• **Task directions**:
Write the records out again, keeping each line exactly as it is.
=== Input ===
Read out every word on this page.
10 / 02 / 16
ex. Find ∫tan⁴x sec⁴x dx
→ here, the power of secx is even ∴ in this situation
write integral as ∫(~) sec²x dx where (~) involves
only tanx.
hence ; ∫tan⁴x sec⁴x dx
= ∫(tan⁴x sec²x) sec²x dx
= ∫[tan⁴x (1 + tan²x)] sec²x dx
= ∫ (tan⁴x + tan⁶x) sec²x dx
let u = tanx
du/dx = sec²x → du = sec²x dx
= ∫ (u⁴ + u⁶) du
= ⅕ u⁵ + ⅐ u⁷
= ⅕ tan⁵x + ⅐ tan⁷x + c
===
• **Written answer**:
Read out every word on this page.
10 / 02 / 16
ex. Find ∫tan⁴x sec⁴x dx
→ here, the power of secx is even ∴ in this situation
write integral as ∫(~) sec²x dx where (~) involves
only tanx.
hence ; ∫tan⁴x sec⁴x dx
= ∫(tan⁴x sec²x) sec²x dx
= ∫[tan⁴x (1 + tan²x)] sec²x dx
= ∫ (tan⁴x + tan⁶x) sec²x dx
let u = tanx
du/dx = sec²x → du = sec²x dx
= ∫ (u⁴ + u⁶) du
= ⅕ u⁵ + ⅐ u⁷
= ⅕ tan⁵x + ⅐ tan⁷x + c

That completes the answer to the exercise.